• Brief:
The answer is one number: how many lines in the data below hold "structured".

• Material:

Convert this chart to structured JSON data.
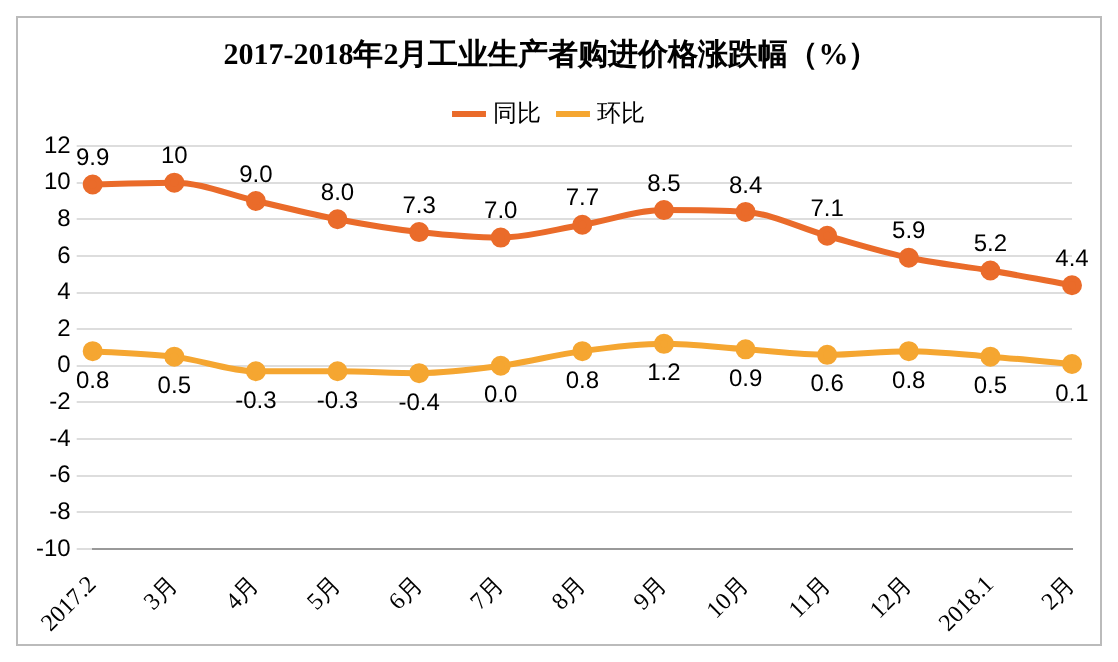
{
  "chart_data": {
    "type": "line",
    "title": "2017-2018年2月工业生产者购进价格涨跌幅（%）",
    "categories": [
      "2017.2",
      "3月",
      "4月",
      "5月",
      "6月",
      "7月",
      "8月",
      "9月",
      "10月",
      "11月",
      "12月",
      "2018.1",
      "2月"
    ],
    "series": [
      {
        "name": "同比",
        "color": "#ea6b2a",
        "values": [
          9.9,
          10,
          9.0,
          8.0,
          7.3,
          7.0,
          7.7,
          8.5,
          8.4,
          7.1,
          5.9,
          5.2,
          4.4
        ],
        "value_labels": [
          "9.9",
          "10",
          "9.0",
          "8.0",
          "7.3",
          "7.0",
          "7.7",
          "8.5",
          "8.4",
          "7.1",
          "5.9",
          "5.2",
          "4.4"
        ]
      },
      {
        "name": "环比",
        "color": "#f5a631",
        "values": [
          0.8,
          0.5,
          -0.3,
          -0.3,
          -0.4,
          0.0,
          0.8,
          1.2,
          0.9,
          0.6,
          0.8,
          0.5,
          0.1
        ],
        "value_labels": [
          "0.8",
          "0.5",
          "-0.3",
          "-0.3",
          "-0.4",
          "0.0",
          "0.8",
          "1.2",
          "0.9",
          "0.6",
          "0.8",
          "0.5",
          "0.1"
        ]
      }
    ],
    "ylim": [
      -10,
      12
    ],
    "yticks": [
      -10,
      -8,
      -6,
      -4,
      -2,
      0,
      2,
      4,
      6,
      8,
      10,
      12
    ],
    "grid": "y",
    "legend": "top",
    "marker": "circle",
    "line_style": "solid"
  }
}
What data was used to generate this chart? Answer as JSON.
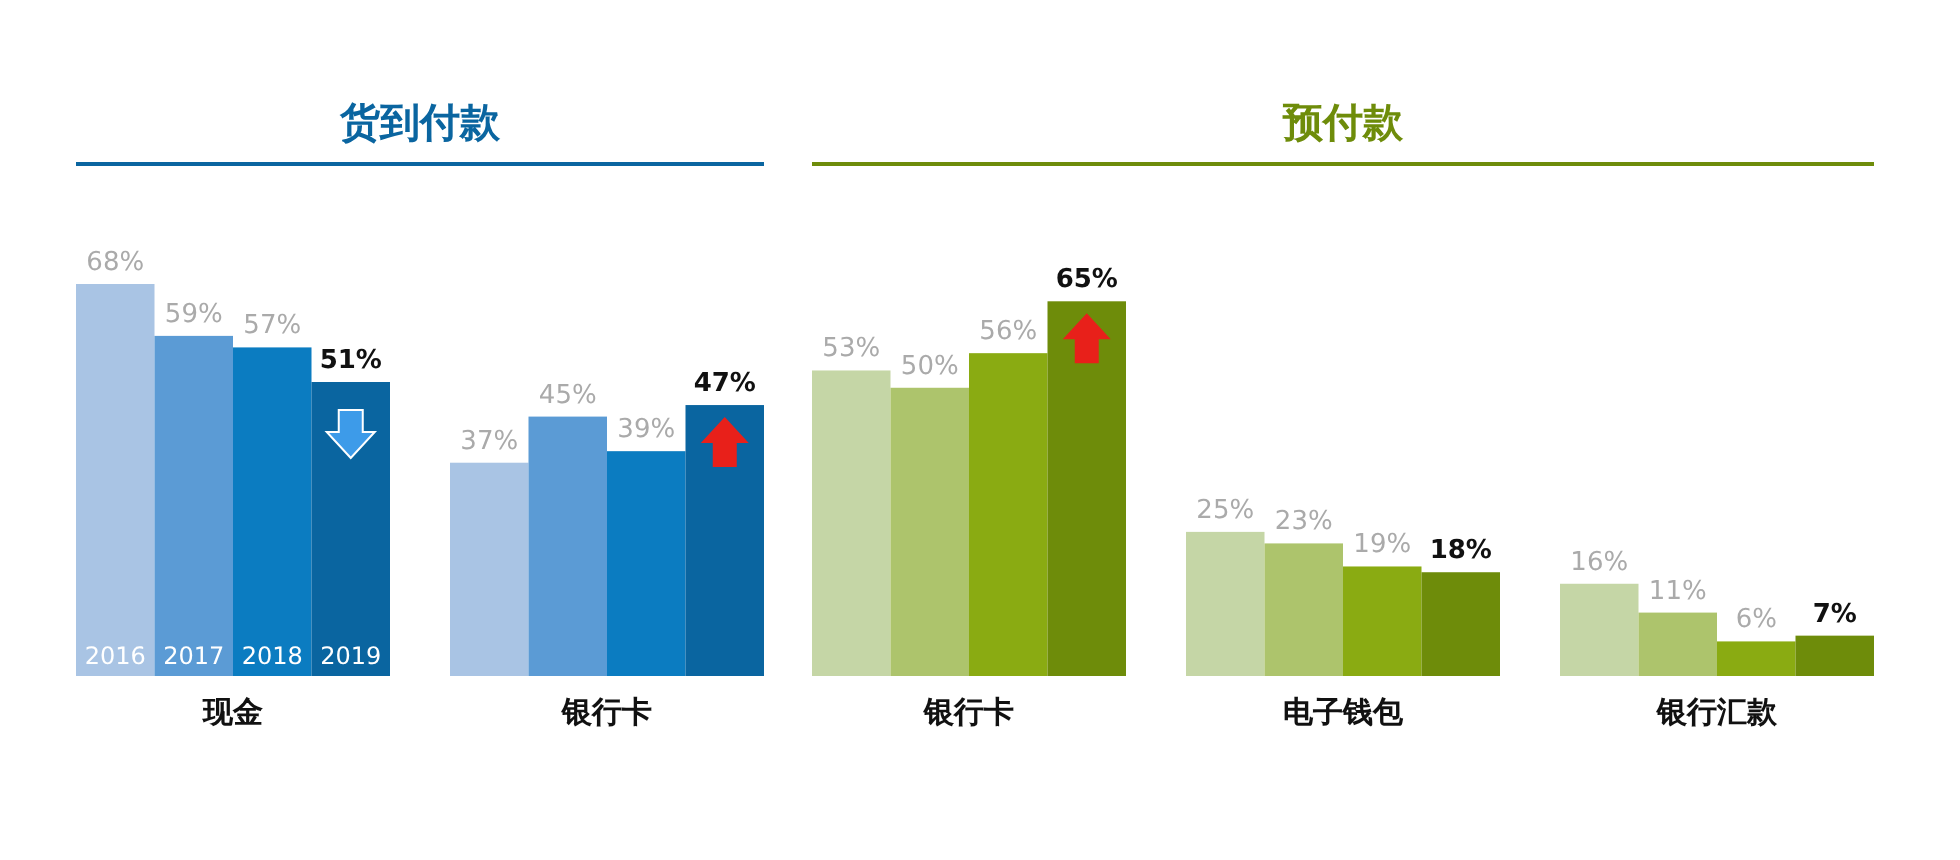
{
  "chart_data": [
    {
      "type": "bar",
      "title": "货到付款",
      "categories": [
        "现金",
        "银行卡"
      ],
      "series": [
        {
          "name": "2016",
          "color": "#a9c4e4",
          "values": [
            68,
            37
          ],
          "value_labels": [
            "68%",
            "37%"
          ]
        },
        {
          "name": "2017",
          "color": "#5b9bd5",
          "values": [
            59,
            45
          ],
          "value_labels": [
            "59%",
            "45%"
          ]
        },
        {
          "name": "2018",
          "color": "#0b7cc1",
          "values": [
            57,
            39
          ],
          "value_labels": [
            "57%",
            "39%"
          ]
        },
        {
          "name": "2019",
          "color": "#0a65a0",
          "values": [
            51,
            47
          ],
          "value_labels": [
            "51%",
            "47%"
          ]
        }
      ]
    },
    {
      "type": "bar",
      "title": "预付款",
      "categories": [
        "银行卡",
        "电子钱包",
        "银行汇款"
      ],
      "series": [
        {
          "color": "#c5d6a6",
          "values": [
            53,
            25,
            16
          ],
          "value_labels": [
            "53%",
            "25%",
            "16%"
          ]
        },
        {
          "color": "#adc46c",
          "values": [
            50,
            23,
            11
          ],
          "value_labels": [
            "50%",
            "23%",
            "11%"
          ]
        },
        {
          "color": "#8aab12",
          "values": [
            56,
            19,
            6
          ],
          "value_labels": [
            "56%",
            "19%",
            "6%"
          ]
        },
        {
          "color": "#6e8c0a",
          "values": [
            65,
            18,
            7
          ],
          "value_labels": [
            "65%",
            "18%",
            "7%"
          ]
        }
      ]
    }
  ]
}
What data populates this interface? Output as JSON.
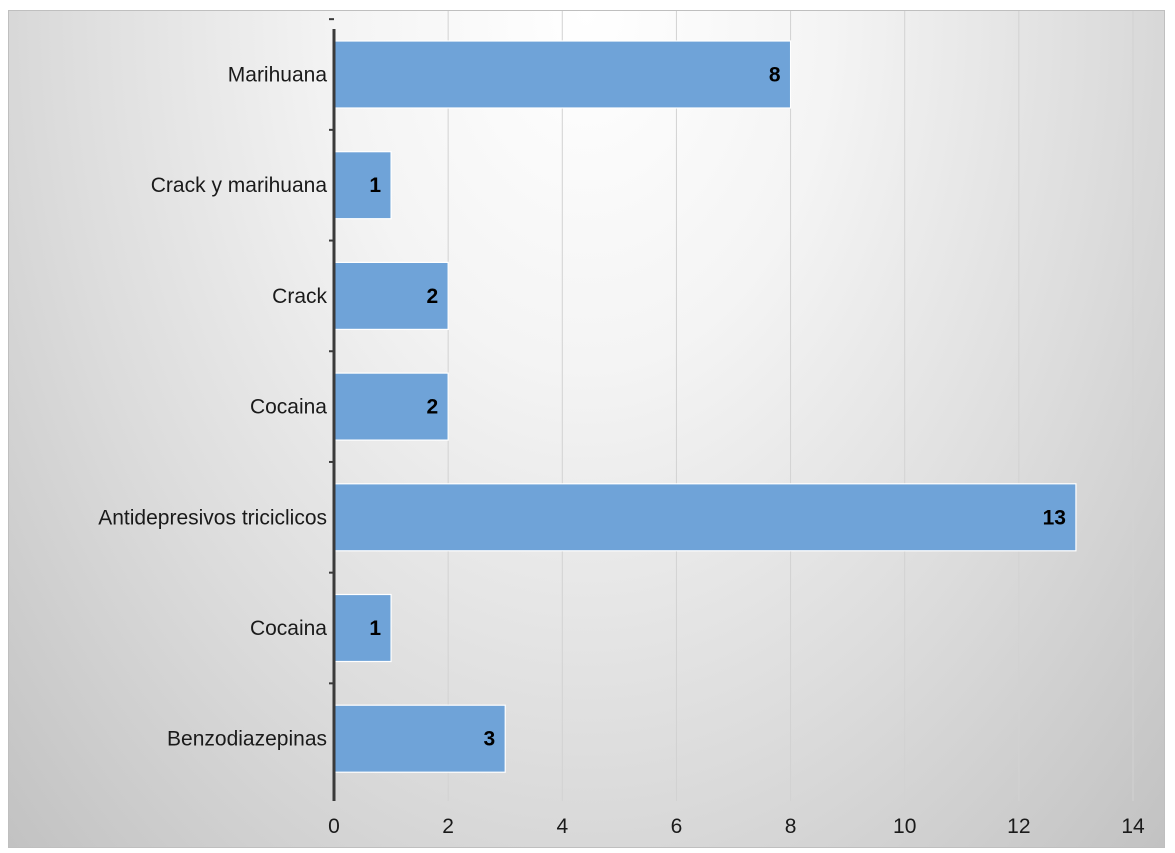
{
  "chart_data": {
    "type": "bar",
    "orientation": "horizontal",
    "title": "",
    "xlabel": "",
    "ylabel": "",
    "categories": [
      "Marihuana",
      "Crack y marihuana",
      "Crack",
      "Cocaina",
      "Antidepresivos triciclicos",
      "Cocaina",
      "Benzodiazepinas"
    ],
    "values": [
      8,
      1,
      2,
      2,
      13,
      1,
      3
    ],
    "xlim": [
      0,
      14
    ],
    "x_ticks": [
      0,
      2,
      4,
      6,
      8,
      10,
      12,
      14
    ],
    "grid": "vertical",
    "legend": "none",
    "data_labels": "inside-end",
    "colors": {
      "bar_fill": "#6fa3d8",
      "bar_stroke": "#ffffff",
      "gridline": "#d2d2d2",
      "axis": "#3a3a3a"
    }
  }
}
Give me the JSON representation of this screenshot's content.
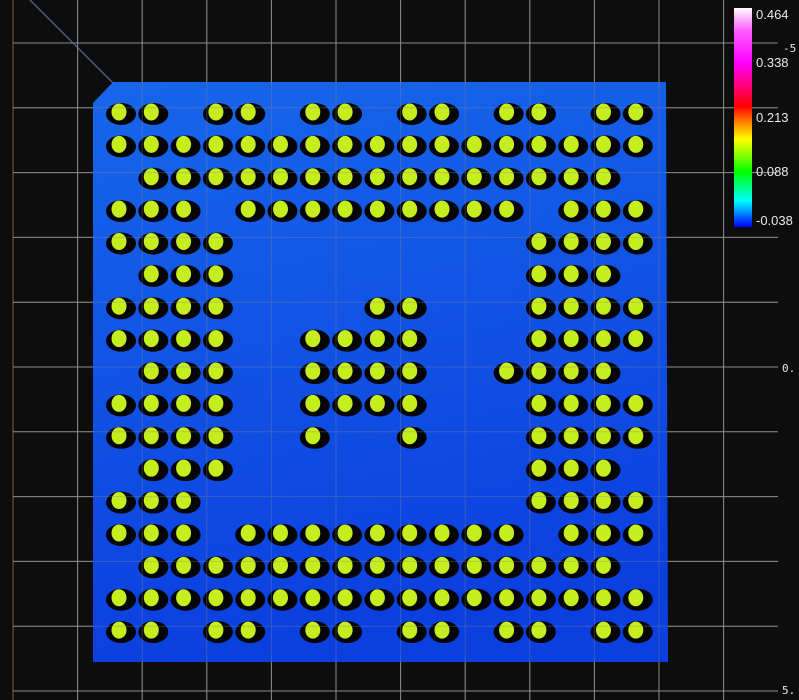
{
  "viewer": {
    "axis_labels": {
      "top": "-5",
      "middle": "0.",
      "bottom": "5."
    },
    "colorbar": {
      "ticks": [
        "0.464",
        "0.338",
        "0.213",
        "0.088",
        "-0.038"
      ],
      "colormap": [
        "#ffffff",
        "#ff00ff",
        "#ff0000",
        "#ffff00",
        "#00ff00",
        "#00ffff",
        "#0000ff"
      ]
    },
    "colors": {
      "background": "#0d0d0d",
      "grid": "#8a8a8a",
      "substrate_top": "#1766ea",
      "substrate_bottom": "#0b3fe0",
      "ball": "#c6ee1e",
      "ball_shadow": "#050505"
    },
    "ball_map": [
      "11011011011011011",
      "11111111111111111",
      "01111111111111110",
      "11101111111110111",
      "11110000000001111",
      "01110000000001110",
      "11110000110001111",
      "11110011110001111",
      "01110011110011110",
      "11110011110001111",
      "11110010010001111",
      "01110000000001110",
      "11100000000001111",
      "11101111111110111",
      "01111111111111110",
      "11111111111111111",
      "11011011011011011"
    ]
  }
}
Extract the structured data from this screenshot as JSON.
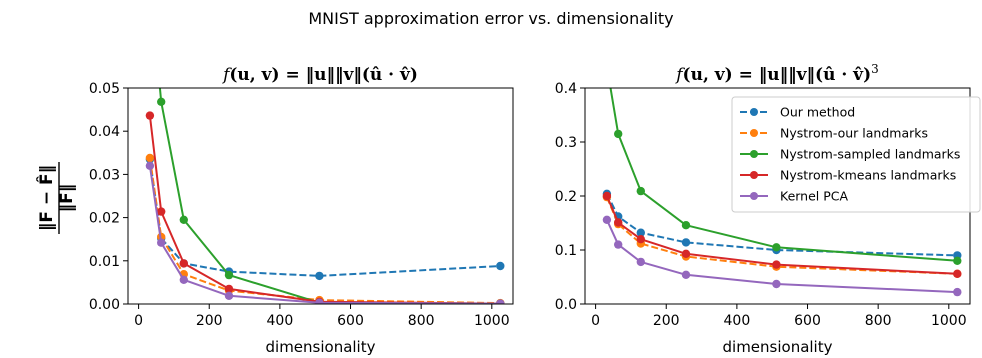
{
  "figure_title": "MNIST approximation error vs. dimensionality",
  "ylabel": "‖F − F̂‖ / ‖F‖",
  "ylabel_numerator": "‖F − F̂‖",
  "ylabel_denominator": "‖F‖",
  "legend": {
    "placement": "upper-right",
    "entries": [
      {
        "name": "Our method",
        "color": "#1f77b4",
        "dashed": true
      },
      {
        "name": "Nystrom-our landmarks",
        "color": "#ff7f0e",
        "dashed": true
      },
      {
        "name": "Nystrom-sampled landmarks",
        "color": "#2ca02c",
        "dashed": false
      },
      {
        "name": "Nystrom-kmeans landmarks",
        "color": "#d62728",
        "dashed": false
      },
      {
        "name": "Kernel PCA",
        "color": "#9467bd",
        "dashed": false
      }
    ]
  },
  "chart_data": [
    {
      "type": "line",
      "title": "f(u, v) = ‖u‖‖v‖(û · v̂)",
      "title_parts": {
        "f": "f",
        "args": "(u, v) = ‖u‖‖v‖(û · v̂)",
        "exponent": ""
      },
      "xlabel": "dimensionality",
      "ylabel": "‖F − F̂‖ / ‖F‖",
      "xlim": [
        -30,
        1060
      ],
      "ylim": [
        0,
        0.05
      ],
      "xticks": [
        0,
        200,
        400,
        600,
        800,
        1000
      ],
      "xtick_labels": [
        "0",
        "200",
        "400",
        "600",
        "800",
        "1000"
      ],
      "yticks": [
        0,
        0.01,
        0.02,
        0.03,
        0.04,
        0.05
      ],
      "ytick_labels": [
        "0.00",
        "0.01",
        "0.02",
        "0.03",
        "0.04",
        "0.05"
      ],
      "grid": false,
      "legend": false,
      "series": [
        {
          "name": "Our method",
          "color": "#1f77b4",
          "dashed": true,
          "x": [
            32,
            64,
            128,
            256,
            512,
            1024
          ],
          "y": [
            0.0335,
            0.0152,
            0.0094,
            0.0075,
            0.0065,
            0.0088
          ]
        },
        {
          "name": "Nystrom-our landmarks",
          "color": "#ff7f0e",
          "dashed": true,
          "x": [
            32,
            64,
            128,
            256,
            512,
            1024
          ],
          "y": [
            0.0338,
            0.0155,
            0.0069,
            0.0031,
            0.0009,
            0.0002
          ]
        },
        {
          "name": "Nystrom-sampled landmarks",
          "color": "#2ca02c",
          "dashed": false,
          "x": [
            32,
            64,
            128,
            256,
            512,
            1024
          ],
          "y": [
            0.075,
            0.0468,
            0.0195,
            0.0067,
            0.0003,
            0.0001
          ]
        },
        {
          "name": "Nystrom-kmeans landmarks",
          "color": "#d62728",
          "dashed": false,
          "x": [
            32,
            64,
            128,
            256,
            512,
            1024
          ],
          "y": [
            0.0436,
            0.0214,
            0.0094,
            0.0035,
            0.0005,
            0.0001
          ]
        },
        {
          "name": "Kernel PCA",
          "color": "#9467bd",
          "dashed": false,
          "x": [
            32,
            64,
            128,
            256,
            512,
            1024
          ],
          "y": [
            0.032,
            0.0142,
            0.0056,
            0.0019,
            0.0003,
            0.0001
          ]
        }
      ]
    },
    {
      "type": "line",
      "title": "f(u, v) = ‖u‖‖v‖(û · v̂)³",
      "title_parts": {
        "f": "f",
        "args": "(u, v) = ‖u‖‖v‖(û · v̂)",
        "exponent": "3"
      },
      "xlabel": "dimensionality",
      "ylabel": "",
      "xlim": [
        -30,
        1060
      ],
      "ylim": [
        0,
        0.4
      ],
      "xticks": [
        0,
        200,
        400,
        600,
        800,
        1000
      ],
      "xtick_labels": [
        "0",
        "200",
        "400",
        "600",
        "800",
        "1000"
      ],
      "yticks": [
        0,
        0.1,
        0.2,
        0.3,
        0.4
      ],
      "ytick_labels": [
        "0.0",
        "0.1",
        "0.2",
        "0.3",
        "0.4"
      ],
      "grid": false,
      "legend": true,
      "series": [
        {
          "name": "Our method",
          "color": "#1f77b4",
          "dashed": true,
          "x": [
            32,
            64,
            128,
            256,
            512,
            1024
          ],
          "y": [
            0.204,
            0.162,
            0.132,
            0.114,
            0.1,
            0.09
          ]
        },
        {
          "name": "Nystrom-our landmarks",
          "color": "#ff7f0e",
          "dashed": true,
          "x": [
            32,
            64,
            128,
            256,
            512,
            1024
          ],
          "y": [
            0.198,
            0.148,
            0.112,
            0.088,
            0.069,
            0.056
          ]
        },
        {
          "name": "Nystrom-sampled landmarks",
          "color": "#2ca02c",
          "dashed": false,
          "x": [
            32,
            64,
            128,
            256,
            512,
            1024
          ],
          "y": [
            0.44,
            0.315,
            0.209,
            0.146,
            0.105,
            0.08
          ]
        },
        {
          "name": "Nystrom-kmeans landmarks",
          "color": "#d62728",
          "dashed": false,
          "x": [
            32,
            64,
            128,
            256,
            512,
            1024
          ],
          "y": [
            0.2,
            0.151,
            0.12,
            0.093,
            0.073,
            0.056
          ]
        },
        {
          "name": "Kernel PCA",
          "color": "#9467bd",
          "dashed": false,
          "x": [
            32,
            64,
            128,
            256,
            512,
            1024
          ],
          "y": [
            0.156,
            0.11,
            0.078,
            0.054,
            0.037,
            0.022
          ]
        }
      ]
    }
  ]
}
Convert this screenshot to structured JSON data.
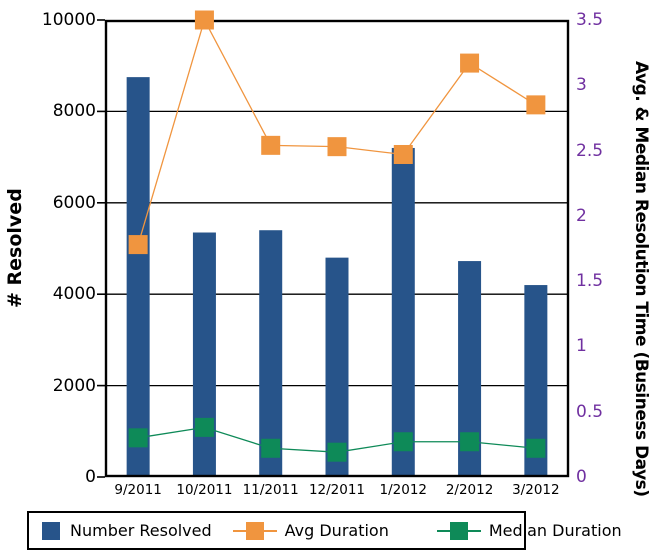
{
  "chart_data": {
    "type": "bar",
    "subtype": "combo-bar-line-dual-axis",
    "categories": [
      "9/2011",
      "10/2011",
      "11/2011",
      "12/2011",
      "1/2012",
      "2/2012",
      "3/2012"
    ],
    "series": [
      {
        "name": "Number Resolved",
        "type": "bar",
        "axis": "left",
        "color": "#27548A",
        "values": [
          8750,
          5350,
          5400,
          4800,
          7200,
          4725,
          4200
        ]
      },
      {
        "name": "Avg Duration",
        "type": "line",
        "axis": "right",
        "color": "#F0953F",
        "values": [
          1.78,
          3.5,
          2.54,
          2.53,
          2.47,
          3.17,
          2.85
        ]
      },
      {
        "name": "Median Duration",
        "type": "line",
        "axis": "right",
        "color": "#0E8A58",
        "values": [
          0.3,
          0.38,
          0.22,
          0.19,
          0.27,
          0.27,
          0.22
        ]
      }
    ],
    "left_axis": {
      "label": "# Resolved",
      "min": 0,
      "max": 10000,
      "step": 2000,
      "tick_labels": [
        "0",
        "2000",
        "4000",
        "6000",
        "8000",
        "10000"
      ],
      "tick_color": "#000000"
    },
    "right_axis": {
      "label": "Avg. & Median Resolution Time (Business Days)",
      "min": 0,
      "max": 3.5,
      "step": 0.5,
      "tick_labels": [
        "0",
        "0.5",
        "1",
        "1.5",
        "2",
        "2.5",
        "3",
        "3.5"
      ],
      "tick_color": "#7030A0"
    },
    "grid": true,
    "grid_color": "#000000",
    "legend_position": "bottom"
  },
  "legend": {
    "items": [
      {
        "label": "Number Resolved",
        "color": "#27548A",
        "marker": "square"
      },
      {
        "label": "Avg Duration",
        "color": "#F0953F",
        "marker": "square-with-line"
      },
      {
        "label": "Median Duration",
        "color": "#0E8A58",
        "marker": "square-with-line"
      }
    ]
  }
}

• Worked solution:
3